### Directive
Looking at the listing, state how many of its lines contain the string "ظهرت". Write only the number.

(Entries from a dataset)
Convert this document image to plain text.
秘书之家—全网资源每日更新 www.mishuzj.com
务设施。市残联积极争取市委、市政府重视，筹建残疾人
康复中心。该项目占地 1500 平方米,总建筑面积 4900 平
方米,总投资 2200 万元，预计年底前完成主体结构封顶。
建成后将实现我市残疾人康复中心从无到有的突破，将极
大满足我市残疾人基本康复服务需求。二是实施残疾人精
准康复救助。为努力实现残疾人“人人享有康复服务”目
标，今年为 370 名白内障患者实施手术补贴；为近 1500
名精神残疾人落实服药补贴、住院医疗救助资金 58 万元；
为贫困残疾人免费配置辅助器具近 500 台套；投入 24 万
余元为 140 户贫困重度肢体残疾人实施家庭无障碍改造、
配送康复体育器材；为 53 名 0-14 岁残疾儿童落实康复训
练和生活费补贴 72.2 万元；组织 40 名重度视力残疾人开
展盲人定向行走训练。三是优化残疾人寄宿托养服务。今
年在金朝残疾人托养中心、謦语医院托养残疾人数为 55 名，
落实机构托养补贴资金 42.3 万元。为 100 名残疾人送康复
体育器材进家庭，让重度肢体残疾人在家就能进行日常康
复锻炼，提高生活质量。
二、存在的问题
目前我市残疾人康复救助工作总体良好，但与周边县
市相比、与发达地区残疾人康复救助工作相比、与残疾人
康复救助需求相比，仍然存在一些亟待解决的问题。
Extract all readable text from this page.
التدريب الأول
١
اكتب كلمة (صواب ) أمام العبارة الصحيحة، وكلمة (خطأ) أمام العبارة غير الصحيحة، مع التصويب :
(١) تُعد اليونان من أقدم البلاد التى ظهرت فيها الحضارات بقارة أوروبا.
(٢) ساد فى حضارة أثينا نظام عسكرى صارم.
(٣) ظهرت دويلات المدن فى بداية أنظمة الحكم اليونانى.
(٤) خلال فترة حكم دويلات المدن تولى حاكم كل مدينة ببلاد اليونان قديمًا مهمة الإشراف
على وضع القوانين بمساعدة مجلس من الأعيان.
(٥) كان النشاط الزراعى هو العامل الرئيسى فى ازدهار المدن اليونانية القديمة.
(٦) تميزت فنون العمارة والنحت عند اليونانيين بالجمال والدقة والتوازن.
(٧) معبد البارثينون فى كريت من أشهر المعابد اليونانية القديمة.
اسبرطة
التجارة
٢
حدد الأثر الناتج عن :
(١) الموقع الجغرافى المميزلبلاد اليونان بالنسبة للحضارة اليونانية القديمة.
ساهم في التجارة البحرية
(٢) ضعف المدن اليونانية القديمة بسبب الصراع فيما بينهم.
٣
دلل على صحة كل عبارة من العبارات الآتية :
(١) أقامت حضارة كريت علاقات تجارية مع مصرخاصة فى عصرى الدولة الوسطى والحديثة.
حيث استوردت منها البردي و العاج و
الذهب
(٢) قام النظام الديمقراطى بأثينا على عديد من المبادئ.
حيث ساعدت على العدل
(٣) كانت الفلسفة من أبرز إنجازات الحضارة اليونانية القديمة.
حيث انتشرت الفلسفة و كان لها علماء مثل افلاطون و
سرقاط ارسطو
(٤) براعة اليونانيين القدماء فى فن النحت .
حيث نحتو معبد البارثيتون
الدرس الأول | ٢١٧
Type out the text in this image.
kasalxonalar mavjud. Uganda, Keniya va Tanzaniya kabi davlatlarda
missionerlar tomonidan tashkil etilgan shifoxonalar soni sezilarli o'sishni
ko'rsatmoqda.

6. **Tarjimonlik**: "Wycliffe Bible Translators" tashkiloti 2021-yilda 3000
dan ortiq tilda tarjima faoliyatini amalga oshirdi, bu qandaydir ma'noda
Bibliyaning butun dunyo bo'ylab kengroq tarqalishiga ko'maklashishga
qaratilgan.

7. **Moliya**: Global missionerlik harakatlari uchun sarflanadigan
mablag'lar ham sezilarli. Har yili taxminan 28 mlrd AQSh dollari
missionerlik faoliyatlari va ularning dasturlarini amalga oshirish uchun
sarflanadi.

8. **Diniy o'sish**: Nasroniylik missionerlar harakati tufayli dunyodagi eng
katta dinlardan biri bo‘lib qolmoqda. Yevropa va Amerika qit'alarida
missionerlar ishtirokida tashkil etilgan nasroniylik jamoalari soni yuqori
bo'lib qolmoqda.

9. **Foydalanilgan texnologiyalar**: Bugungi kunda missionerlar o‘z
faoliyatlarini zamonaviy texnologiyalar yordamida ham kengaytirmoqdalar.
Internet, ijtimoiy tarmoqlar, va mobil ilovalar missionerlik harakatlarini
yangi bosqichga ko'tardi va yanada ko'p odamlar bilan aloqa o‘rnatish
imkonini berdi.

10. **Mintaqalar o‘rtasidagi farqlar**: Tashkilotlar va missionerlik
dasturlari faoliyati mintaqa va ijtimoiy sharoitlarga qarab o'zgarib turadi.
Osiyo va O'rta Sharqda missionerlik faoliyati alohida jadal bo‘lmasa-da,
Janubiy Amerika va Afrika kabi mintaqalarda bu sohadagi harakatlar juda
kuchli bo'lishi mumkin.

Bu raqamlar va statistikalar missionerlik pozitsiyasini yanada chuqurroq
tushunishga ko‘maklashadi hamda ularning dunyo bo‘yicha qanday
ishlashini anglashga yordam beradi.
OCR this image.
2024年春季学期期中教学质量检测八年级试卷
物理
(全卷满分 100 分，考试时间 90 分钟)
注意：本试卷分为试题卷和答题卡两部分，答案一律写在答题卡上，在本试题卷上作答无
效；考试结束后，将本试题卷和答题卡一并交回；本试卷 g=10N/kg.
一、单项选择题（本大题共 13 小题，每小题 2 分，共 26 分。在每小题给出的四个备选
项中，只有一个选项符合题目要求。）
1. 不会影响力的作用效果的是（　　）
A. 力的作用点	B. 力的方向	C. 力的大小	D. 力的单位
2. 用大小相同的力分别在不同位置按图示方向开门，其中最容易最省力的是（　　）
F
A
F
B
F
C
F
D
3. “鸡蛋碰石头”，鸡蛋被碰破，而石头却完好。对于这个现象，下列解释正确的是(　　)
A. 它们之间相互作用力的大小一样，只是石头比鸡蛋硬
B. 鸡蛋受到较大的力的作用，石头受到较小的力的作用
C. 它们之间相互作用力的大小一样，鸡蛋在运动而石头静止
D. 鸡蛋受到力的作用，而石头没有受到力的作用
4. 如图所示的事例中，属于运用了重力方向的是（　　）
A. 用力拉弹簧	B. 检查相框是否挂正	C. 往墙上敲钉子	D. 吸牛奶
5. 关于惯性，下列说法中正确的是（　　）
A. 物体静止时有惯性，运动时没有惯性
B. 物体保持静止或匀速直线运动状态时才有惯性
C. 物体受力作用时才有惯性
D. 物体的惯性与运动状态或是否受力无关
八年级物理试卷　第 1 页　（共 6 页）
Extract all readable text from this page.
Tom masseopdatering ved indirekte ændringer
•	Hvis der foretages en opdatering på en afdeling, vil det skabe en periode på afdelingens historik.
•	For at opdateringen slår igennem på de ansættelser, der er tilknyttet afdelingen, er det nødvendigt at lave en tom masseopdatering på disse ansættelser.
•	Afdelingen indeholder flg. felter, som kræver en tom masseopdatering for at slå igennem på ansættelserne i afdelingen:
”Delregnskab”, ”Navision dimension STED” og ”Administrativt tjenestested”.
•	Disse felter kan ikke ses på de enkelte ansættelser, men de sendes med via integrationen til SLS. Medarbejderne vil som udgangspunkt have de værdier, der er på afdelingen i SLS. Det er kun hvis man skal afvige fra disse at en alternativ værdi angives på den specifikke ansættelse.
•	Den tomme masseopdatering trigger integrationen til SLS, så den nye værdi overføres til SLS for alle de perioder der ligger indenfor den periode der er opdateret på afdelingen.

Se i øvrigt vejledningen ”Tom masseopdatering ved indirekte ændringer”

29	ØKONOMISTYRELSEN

### Exercise response
2